Source material
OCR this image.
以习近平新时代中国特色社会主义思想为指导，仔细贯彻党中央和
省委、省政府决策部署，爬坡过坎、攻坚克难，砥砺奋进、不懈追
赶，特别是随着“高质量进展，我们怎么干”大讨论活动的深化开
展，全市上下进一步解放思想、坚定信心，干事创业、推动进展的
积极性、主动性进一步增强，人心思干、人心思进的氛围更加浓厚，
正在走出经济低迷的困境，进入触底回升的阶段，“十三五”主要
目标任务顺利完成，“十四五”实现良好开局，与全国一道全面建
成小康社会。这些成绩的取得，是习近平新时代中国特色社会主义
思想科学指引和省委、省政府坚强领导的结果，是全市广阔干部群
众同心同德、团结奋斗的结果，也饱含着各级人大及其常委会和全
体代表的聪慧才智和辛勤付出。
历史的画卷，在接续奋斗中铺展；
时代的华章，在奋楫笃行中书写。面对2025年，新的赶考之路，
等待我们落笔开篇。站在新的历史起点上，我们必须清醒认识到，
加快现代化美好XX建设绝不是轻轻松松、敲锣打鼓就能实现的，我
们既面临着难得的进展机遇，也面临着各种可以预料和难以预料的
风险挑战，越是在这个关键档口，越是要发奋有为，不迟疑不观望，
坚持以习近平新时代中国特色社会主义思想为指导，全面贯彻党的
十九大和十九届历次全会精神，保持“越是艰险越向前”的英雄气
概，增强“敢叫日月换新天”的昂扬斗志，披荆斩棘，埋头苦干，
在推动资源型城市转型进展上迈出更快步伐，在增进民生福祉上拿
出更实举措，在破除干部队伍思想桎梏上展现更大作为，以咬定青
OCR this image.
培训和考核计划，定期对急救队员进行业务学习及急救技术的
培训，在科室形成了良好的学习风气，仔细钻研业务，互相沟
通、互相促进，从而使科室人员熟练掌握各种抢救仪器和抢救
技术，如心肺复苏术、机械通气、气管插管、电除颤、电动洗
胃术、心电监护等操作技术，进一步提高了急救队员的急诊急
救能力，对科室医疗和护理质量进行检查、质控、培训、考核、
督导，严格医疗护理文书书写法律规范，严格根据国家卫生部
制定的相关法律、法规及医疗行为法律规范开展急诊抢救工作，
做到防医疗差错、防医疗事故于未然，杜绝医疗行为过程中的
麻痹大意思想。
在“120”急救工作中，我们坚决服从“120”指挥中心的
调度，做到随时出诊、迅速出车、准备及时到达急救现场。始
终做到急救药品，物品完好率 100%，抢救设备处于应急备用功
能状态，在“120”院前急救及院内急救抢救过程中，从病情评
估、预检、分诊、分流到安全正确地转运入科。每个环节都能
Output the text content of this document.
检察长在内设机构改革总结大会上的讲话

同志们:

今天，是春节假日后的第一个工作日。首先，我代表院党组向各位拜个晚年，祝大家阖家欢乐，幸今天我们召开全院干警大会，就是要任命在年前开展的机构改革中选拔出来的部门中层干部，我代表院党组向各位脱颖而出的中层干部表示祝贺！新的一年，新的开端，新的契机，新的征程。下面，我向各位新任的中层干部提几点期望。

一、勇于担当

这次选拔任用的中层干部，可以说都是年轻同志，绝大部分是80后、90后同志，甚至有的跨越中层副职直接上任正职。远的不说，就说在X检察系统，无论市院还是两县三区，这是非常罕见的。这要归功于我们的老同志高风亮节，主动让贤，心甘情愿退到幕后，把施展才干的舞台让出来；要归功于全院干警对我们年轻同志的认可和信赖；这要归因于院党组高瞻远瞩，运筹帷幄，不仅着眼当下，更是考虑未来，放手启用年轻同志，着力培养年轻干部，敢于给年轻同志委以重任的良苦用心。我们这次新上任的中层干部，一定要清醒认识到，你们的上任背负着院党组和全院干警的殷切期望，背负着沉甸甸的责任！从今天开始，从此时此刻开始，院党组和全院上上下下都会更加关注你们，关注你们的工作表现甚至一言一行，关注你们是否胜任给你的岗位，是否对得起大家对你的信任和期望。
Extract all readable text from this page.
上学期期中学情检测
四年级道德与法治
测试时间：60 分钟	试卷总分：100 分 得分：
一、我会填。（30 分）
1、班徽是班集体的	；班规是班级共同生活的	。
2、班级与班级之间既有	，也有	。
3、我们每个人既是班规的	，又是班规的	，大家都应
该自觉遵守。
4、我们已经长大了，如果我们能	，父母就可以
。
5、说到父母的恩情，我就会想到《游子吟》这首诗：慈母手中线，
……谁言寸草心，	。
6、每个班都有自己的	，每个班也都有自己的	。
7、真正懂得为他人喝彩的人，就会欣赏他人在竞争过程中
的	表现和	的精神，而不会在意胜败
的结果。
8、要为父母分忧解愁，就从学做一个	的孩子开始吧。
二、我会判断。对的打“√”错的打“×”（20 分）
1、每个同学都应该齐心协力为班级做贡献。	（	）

Stated goal
Extract every entry above as it appears.

Result for this task
OCR this image.
以习近平新时代中国特色社会主义思想为指导，仔细贯彻党中央和
省委、省政府决策部署，爬坡过坎、攻坚克难，砥砺奋进、不懈追
赶，特别是随着“高质量进展，我们怎么干”大讨论活动的深化开
展，全市上下进一步解放思想、坚定信心，干事创业、推动进展的
积极性、主动性进一步增强，人心思干、人心思进的氛围更加浓厚，
正在走出经济低迷的困境，进入触底回升的阶段，“十三五”主要
目标任务顺利完成，“十四五”实现良好开局，与全国一道全面建
成小康社会。这些成绩的取得，是习近平新时代中国特色社会主义
思想科学指引和省委、省政府坚强领导的结果，是全市广阔干部群
众同心同德、团结奋斗的结果，也饱含着各级人大及其常委会和全
体代表的聪慧才智和辛勤付出。
历史的画卷，在接续奋斗中铺展；
时代的华章，在奋楫笃行中书写。面对2025年，新的赶考之路，
等待我们落笔开篇。站在新的历史起点上，我们必须清醒认识到，
加快现代化美好XX建设绝不是轻轻松松、敲锣打鼓就能实现的，我
们既面临着难得的进展机遇，也面临着各种可以预料和难以预料的
风险挑战，越是在这个关键档口，越是要发奋有为，不迟疑不观望，
坚持以习近平新时代中国特色社会主义思想为指导，全面贯彻党的
十九大和十九届历次全会精神，保持“越是艰险越向前”的英雄气
概，增强“敢叫日月换新天”的昂扬斗志，披荆斩棘，埋头苦干，
在推动资源型城市转型进展上迈出更快步伐，在增进民生福祉上拿
出更实举措，在破除干部队伍思想桎梏上展现更大作为，以咬定青
OCR this image.
培训和考核计划，定期对急救队员进行业务学习及急救技术的
培训，在科室形成了良好的学习风气，仔细钻研业务，互相沟
通、互相促进，从而使科室人员熟练掌握各种抢救仪器和抢救
技术，如心肺复苏术、机械通气、气管插管、电除颤、电动洗
胃术、心电监护等操作技术，进一步提高了急救队员的急诊急
救能力，对科室医疗和护理质量进行检查、质控、培训、考核、
督导，严格医疗护理文书书写法律规范，严格根据国家卫生部
制定的相关法律、法规及医疗行为法律规范开展急诊抢救工作，
做到防医疗差错、防医疗事故于未然，杜绝医疗行为过程中的
麻痹大意思想。
在“120”急救工作中，我们坚决服从“120”指挥中心的
调度，做到随时出诊、迅速出车、准备及时到达急救现场。始
终做到急救药品，物品完好率 100%，抢救设备处于应急备用功
能状态，在“120”院前急救及院内急救抢救过程中，从病情评
估、预检、分诊、分流到安全正确地转运入科。每个环节都能
Output the text content of this document.
检察长在内设机构改革总结大会上的讲话

同志们:

今天，是春节假日后的第一个工作日。首先，我代表院党组向各位拜个晚年，祝大家阖家欢乐，幸今天我们召开全院干警大会，就是要任命在年前开展的机构改革中选拔出来的部门中层干部，我代表院党组向各位脱颖而出的中层干部表示祝贺！新的一年，新的开端，新的契机，新的征程。下面，我向各位新任的中层干部提几点期望。

一、勇于担当

这次选拔任用的中层干部，可以说都是年轻同志，绝大部分是80后、90后同志，甚至有的跨越中层副职直接上任正职。远的不说，就说在X检察系统，无论市院还是两县三区，这是非常罕见的。这要归功于我们的老同志高风亮节，主动让贤，心甘情愿退到幕后，把施展才干的舞台让出来；要归功于全院干警对我们年轻同志的认可和信赖；这要归因于院党组高瞻远瞩，运筹帷幄，不仅着眼当下，更是考虑未来，放手启用年轻同志，着力培养年轻干部，敢于给年轻同志委以重任的良苦用心。我们这次新上任的中层干部，一定要清醒认识到，你们的上任背负着院党组和全院干警的殷切期望，背负着沉甸甸的责任！从今天开始，从此时此刻开始，院党组和全院上上下下都会更加关注你们，关注你们的工作表现甚至一言一行，关注你们是否胜任给你的岗位，是否对得起大家对你的信任和期望。
Extract all readable text from this page.
上学期期中学情检测
四年级道德与法治
测试时间：60 分钟	试卷总分：100 分 得分：
一、我会填。（30 分）
1、班徽是班集体的	；班规是班级共同生活的	。
2、班级与班级之间既有	，也有	。
3、我们每个人既是班规的	，又是班规的	，大家都应
该自觉遵守。
4、我们已经长大了，如果我们能	，父母就可以
。
5、说到父母的恩情，我就会想到《游子吟》这首诗：慈母手中线，
……谁言寸草心，	。
6、每个班都有自己的	，每个班也都有自己的	。
7、真正懂得为他人喝彩的人，就会欣赏他人在竞争过程中
的	表现和	的精神，而不会在意胜败
的结果。
8、要为父母分忧解愁，就从学做一个	的孩子开始吧。
二、我会判断。对的打“√”错的打“×”（20 分）
1、每个同学都应该齐心协力为班级做贡献。	（	）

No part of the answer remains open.